## START RAW DATA

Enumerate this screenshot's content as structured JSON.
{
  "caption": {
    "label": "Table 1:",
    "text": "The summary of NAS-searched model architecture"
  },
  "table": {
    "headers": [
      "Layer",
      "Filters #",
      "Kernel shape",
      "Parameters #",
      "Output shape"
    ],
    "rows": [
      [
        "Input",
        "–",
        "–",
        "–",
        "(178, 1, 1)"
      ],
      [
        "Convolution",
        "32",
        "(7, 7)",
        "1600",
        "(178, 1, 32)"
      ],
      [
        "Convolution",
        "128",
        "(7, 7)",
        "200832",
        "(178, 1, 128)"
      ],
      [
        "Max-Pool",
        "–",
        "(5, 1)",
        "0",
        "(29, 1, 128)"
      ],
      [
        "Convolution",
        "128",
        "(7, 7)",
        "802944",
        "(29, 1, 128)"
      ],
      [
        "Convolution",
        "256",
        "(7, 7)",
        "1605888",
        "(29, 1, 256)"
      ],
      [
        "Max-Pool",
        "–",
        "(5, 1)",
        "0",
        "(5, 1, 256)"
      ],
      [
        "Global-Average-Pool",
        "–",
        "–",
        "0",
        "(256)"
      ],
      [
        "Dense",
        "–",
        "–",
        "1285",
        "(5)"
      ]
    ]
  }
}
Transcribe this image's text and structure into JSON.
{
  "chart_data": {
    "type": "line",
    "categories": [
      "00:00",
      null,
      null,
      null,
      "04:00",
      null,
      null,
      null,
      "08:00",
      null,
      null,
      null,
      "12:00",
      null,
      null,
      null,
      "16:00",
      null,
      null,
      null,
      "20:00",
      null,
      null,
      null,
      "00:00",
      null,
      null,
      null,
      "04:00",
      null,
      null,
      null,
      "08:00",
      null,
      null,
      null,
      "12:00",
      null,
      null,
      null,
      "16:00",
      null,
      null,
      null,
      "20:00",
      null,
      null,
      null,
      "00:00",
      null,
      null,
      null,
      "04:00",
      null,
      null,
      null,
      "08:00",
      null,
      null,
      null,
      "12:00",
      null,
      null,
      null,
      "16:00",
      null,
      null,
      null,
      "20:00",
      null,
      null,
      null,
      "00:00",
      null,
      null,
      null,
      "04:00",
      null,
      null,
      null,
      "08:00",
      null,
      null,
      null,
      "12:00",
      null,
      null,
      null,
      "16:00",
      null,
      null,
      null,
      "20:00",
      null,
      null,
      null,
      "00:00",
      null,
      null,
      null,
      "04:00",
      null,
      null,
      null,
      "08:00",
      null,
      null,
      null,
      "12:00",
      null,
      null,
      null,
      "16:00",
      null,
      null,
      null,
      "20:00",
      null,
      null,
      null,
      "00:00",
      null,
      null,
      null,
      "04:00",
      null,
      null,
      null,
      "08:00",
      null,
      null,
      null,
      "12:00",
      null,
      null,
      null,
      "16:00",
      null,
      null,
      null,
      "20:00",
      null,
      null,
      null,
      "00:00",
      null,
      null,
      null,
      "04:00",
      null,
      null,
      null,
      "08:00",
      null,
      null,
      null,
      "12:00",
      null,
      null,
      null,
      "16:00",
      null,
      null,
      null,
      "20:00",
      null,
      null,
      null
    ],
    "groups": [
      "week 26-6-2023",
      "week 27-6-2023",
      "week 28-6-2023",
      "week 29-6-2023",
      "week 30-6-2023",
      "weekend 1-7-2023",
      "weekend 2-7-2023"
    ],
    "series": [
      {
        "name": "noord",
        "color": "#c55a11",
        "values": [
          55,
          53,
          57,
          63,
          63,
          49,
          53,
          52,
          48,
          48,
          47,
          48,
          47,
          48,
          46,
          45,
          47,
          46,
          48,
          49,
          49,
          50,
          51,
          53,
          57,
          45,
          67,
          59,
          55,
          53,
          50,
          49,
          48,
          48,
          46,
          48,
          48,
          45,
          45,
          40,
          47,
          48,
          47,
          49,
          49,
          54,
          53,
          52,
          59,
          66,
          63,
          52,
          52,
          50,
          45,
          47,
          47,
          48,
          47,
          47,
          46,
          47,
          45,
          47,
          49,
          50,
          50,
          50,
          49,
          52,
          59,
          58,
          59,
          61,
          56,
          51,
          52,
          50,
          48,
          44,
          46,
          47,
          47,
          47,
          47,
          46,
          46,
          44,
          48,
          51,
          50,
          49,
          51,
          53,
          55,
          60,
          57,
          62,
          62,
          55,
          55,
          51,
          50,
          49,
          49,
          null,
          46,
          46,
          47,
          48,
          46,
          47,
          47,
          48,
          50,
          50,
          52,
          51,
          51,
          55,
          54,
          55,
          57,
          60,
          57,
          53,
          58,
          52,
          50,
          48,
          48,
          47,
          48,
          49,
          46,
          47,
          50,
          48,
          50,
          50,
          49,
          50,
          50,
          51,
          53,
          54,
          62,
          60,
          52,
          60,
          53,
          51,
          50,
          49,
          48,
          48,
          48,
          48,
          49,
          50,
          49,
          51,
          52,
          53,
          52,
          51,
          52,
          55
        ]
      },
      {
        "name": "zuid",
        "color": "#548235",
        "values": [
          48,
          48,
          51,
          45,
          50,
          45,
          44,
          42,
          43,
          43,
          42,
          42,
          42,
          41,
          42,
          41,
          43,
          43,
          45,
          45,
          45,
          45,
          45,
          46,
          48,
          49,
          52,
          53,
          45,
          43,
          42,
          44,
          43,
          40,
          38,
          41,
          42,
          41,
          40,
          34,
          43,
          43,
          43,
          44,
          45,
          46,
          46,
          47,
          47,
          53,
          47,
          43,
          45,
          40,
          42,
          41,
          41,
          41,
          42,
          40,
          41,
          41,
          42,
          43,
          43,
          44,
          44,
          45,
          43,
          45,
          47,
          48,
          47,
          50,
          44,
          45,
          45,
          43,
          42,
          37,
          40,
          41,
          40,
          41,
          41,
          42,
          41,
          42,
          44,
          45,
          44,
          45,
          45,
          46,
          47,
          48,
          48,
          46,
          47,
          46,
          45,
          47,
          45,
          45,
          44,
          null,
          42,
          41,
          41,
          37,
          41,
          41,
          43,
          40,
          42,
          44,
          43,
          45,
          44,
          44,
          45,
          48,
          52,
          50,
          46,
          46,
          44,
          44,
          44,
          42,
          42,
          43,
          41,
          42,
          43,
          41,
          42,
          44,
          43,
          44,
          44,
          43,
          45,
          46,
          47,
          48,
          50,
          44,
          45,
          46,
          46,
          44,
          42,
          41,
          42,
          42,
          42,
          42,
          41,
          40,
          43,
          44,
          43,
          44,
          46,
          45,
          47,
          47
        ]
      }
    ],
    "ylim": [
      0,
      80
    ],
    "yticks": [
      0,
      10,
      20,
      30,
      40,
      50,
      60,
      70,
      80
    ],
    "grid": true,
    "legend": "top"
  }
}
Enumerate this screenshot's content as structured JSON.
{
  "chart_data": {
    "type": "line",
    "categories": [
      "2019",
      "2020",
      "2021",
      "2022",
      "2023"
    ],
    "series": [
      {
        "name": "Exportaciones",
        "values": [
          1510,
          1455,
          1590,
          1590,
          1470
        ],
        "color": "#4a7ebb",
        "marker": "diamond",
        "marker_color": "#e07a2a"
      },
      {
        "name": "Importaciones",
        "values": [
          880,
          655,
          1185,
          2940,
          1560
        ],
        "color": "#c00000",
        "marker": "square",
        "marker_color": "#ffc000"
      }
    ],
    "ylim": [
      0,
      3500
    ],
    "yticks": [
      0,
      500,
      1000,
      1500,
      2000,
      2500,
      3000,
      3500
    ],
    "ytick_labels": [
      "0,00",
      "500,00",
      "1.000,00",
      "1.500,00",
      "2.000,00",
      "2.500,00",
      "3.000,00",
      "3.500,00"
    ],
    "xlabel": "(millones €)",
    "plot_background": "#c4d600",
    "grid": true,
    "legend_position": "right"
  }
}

## END RAW DATA

Each entry above is to be quoted exactly.

-- RESPONSE TO THIS TASK --
Enumerate this screenshot's content as structured JSON.
{
  "caption": {
    "label": "Table 1:",
    "text": "The summary of NAS-searched model architecture"
  },
  "table": {
    "headers": [
      "Layer",
      "Filters #",
      "Kernel shape",
      "Parameters #",
      "Output shape"
    ],
    "rows": [
      [
        "Input",
        "–",
        "–",
        "–",
        "(178, 1, 1)"
      ],
      [
        "Convolution",
        "32",
        "(7, 7)",
        "1600",
        "(178, 1, 32)"
      ],
      [
        "Convolution",
        "128",
        "(7, 7)",
        "200832",
        "(178, 1, 128)"
      ],
      [
        "Max-Pool",
        "–",
        "(5, 1)",
        "0",
        "(29, 1, 128)"
      ],
      [
        "Convolution",
        "128",
        "(7, 7)",
        "802944",
        "(29, 1, 128)"
      ],
      [
        "Convolution",
        "256",
        "(7, 7)",
        "1605888",
        "(29, 1, 256)"
      ],
      [
        "Max-Pool",
        "–",
        "(5, 1)",
        "0",
        "(5, 1, 256)"
      ],
      [
        "Global-Average-Pool",
        "–",
        "–",
        "0",
        "(256)"
      ],
      [
        "Dense",
        "–",
        "–",
        "1285",
        "(5)"
      ]
    ]
  }
}
Transcribe this image's text and structure into JSON.
{
  "chart_data": {
    "type": "line",
    "categories": [
      "00:00",
      null,
      null,
      null,
      "04:00",
      null,
      null,
      null,
      "08:00",
      null,
      null,
      null,
      "12:00",
      null,
      null,
      null,
      "16:00",
      null,
      null,
      null,
      "20:00",
      null,
      null,
      null,
      "00:00",
      null,
      null,
      null,
      "04:00",
      null,
      null,
      null,
      "08:00",
      null,
      null,
      null,
      "12:00",
      null,
      null,
      null,
      "16:00",
      null,
      null,
      null,
      "20:00",
      null,
      null,
      null,
      "00:00",
      null,
      null,
      null,
      "04:00",
      null,
      null,
      null,
      "08:00",
      null,
      null,
      null,
      "12:00",
      null,
      null,
      null,
      "16:00",
      null,
      null,
      null,
      "20:00",
      null,
      null,
      null,
      "00:00",
      null,
      null,
      null,
      "04:00",
      null,
      null,
      null,
      "08:00",
      null,
      null,
      null,
      "12:00",
      null,
      null,
      null,
      "16:00",
      null,
      null,
      null,
      "20:00",
      null,
      null,
      null,
      "00:00",
      null,
      null,
      null,
      "04:00",
      null,
      null,
      null,
      "08:00",
      null,
      null,
      null,
      "12:00",
      null,
      null,
      null,
      "16:00",
      null,
      null,
      null,
      "20:00",
      null,
      null,
      null,
      "00:00",
      null,
      null,
      null,
      "04:00",
      null,
      null,
      null,
      "08:00",
      null,
      null,
      null,
      "12:00",
      null,
      null,
      null,
      "16:00",
      null,
      null,
      null,
      "20:00",
      null,
      null,
      null,
      "00:00",
      null,
      null,
      null,
      "04:00",
      null,
      null,
      null,
      "08:00",
      null,
      null,
      null,
      "12:00",
      null,
      null,
      null,
      "16:00",
      null,
      null,
      null,
      "20:00",
      null,
      null,
      null
    ],
    "groups": [
      "week 26-6-2023",
      "week 27-6-2023",
      "week 28-6-2023",
      "week 29-6-2023",
      "week 30-6-2023",
      "weekend 1-7-2023",
      "weekend 2-7-2023"
    ],
    "series": [
      {
        "name": "noord",
        "color": "#c55a11",
        "values": [
          55,
          53,
          57,
          63,
          63,
          49,
          53,
          52,
          48,
          48,
          47,
          48,
          47,
          48,
          46,
          45,
          47,
          46,
          48,
          49,
          49,
          50,
          51,
          53,
          57,
          45,
          67,
          59,
          55,
          53,
          50,
          49,
          48,
          48,
          46,
          48,
          48,
          45,
          45,
          40,
          47,
          48,
          47,
          49,
          49,
          54,
          53,
          52,
          59,
          66,
          63,
          52,
          52,
          50,
          45,
          47,
          47,
          48,
          47,
          47,
          46,
          47,
          45,
          47,
          49,
          50,
          50,
          50,
          49,
          52,
          59,
          58,
          59,
          61,
          56,
          51,
          52,
          50,
          48,
          44,
          46,
          47,
          47,
          47,
          47,
          46,
          46,
          44,
          48,
          51,
          50,
          49,
          51,
          53,
          55,
          60,
          57,
          62,
          62,
          55,
          55,
          51,
          50,
          49,
          49,
          null,
          46,
          46,
          47,
          48,
          46,
          47,
          47,
          48,
          50,
          50,
          52,
          51,
          51,
          55,
          54,
          55,
          57,
          60,
          57,
          53,
          58,
          52,
          50,
          48,
          48,
          47,
          48,
          49,
          46,
          47,
          50,
          48,
          50,
          50,
          49,
          50,
          50,
          51,
          53,
          54,
          62,
          60,
          52,
          60,
          53,
          51,
          50,
          49,
          48,
          48,
          48,
          48,
          49,
          50,
          49,
          51,
          52,
          53,
          52,
          51,
          52,
          55
        ]
      },
      {
        "name": "zuid",
        "color": "#548235",
        "values": [
          48,
          48,
          51,
          45,
          50,
          45,
          44,
          42,
          43,
          43,
          42,
          42,
          42,
          41,
          42,
          41,
          43,
          43,
          45,
          45,
          45,
          45,
          45,
          46,
          48,
          49,
          52,
          53,
          45,
          43,
          42,
          44,
          43,
          40,
          38,
          41,
          42,
          41,
          40,
          34,
          43,
          43,
          43,
          44,
          45,
          46,
          46,
          47,
          47,
          53,
          47,
          43,
          45,
          40,
          42,
          41,
          41,
          41,
          42,
          40,
          41,
          41,
          42,
          43,
          43,
          44,
          44,
          45,
          43,
          45,
          47,
          48,
          47,
          50,
          44,
          45,
          45,
          43,
          42,
          37,
          40,
          41,
          40,
          41,
          41,
          42,
          41,
          42,
          44,
          45,
          44,
          45,
          45,
          46,
          47,
          48,
          48,
          46,
          47,
          46,
          45,
          47,
          45,
          45,
          44,
          null,
          42,
          41,
          41,
          37,
          41,
          41,
          43,
          40,
          42,
          44,
          43,
          45,
          44,
          44,
          45,
          48,
          52,
          50,
          46,
          46,
          44,
          44,
          44,
          42,
          42,
          43,
          41,
          42,
          43,
          41,
          42,
          44,
          43,
          44,
          44,
          43,
          45,
          46,
          47,
          48,
          50,
          44,
          45,
          46,
          46,
          44,
          42,
          41,
          42,
          42,
          42,
          42,
          41,
          40,
          43,
          44,
          43,
          44,
          46,
          45,
          47,
          47
        ]
      }
    ],
    "ylim": [
      0,
      80
    ],
    "yticks": [
      0,
      10,
      20,
      30,
      40,
      50,
      60,
      70,
      80
    ],
    "grid": true,
    "legend": "top"
  }
}
Enumerate this screenshot's content as structured JSON.
{
  "chart_data": {
    "type": "line",
    "categories": [
      "2019",
      "2020",
      "2021",
      "2022",
      "2023"
    ],
    "series": [
      {
        "name": "Exportaciones",
        "values": [
          1510,
          1455,
          1590,
          1590,
          1470
        ],
        "color": "#4a7ebb",
        "marker": "diamond",
        "marker_color": "#e07a2a"
      },
      {
        "name": "Importaciones",
        "values": [
          880,
          655,
          1185,
          2940,
          1560
        ],
        "color": "#c00000",
        "marker": "square",
        "marker_color": "#ffc000"
      }
    ],
    "ylim": [
      0,
      3500
    ],
    "yticks": [
      0,
      500,
      1000,
      1500,
      2000,
      2500,
      3000,
      3500
    ],
    "ytick_labels": [
      "0,00",
      "500,00",
      "1.000,00",
      "1.500,00",
      "2.000,00",
      "2.500,00",
      "3.000,00",
      "3.500,00"
    ],
    "xlabel": "(millones €)",
    "plot_background": "#c4d600",
    "grid": true,
    "legend_position": "right"
  }
}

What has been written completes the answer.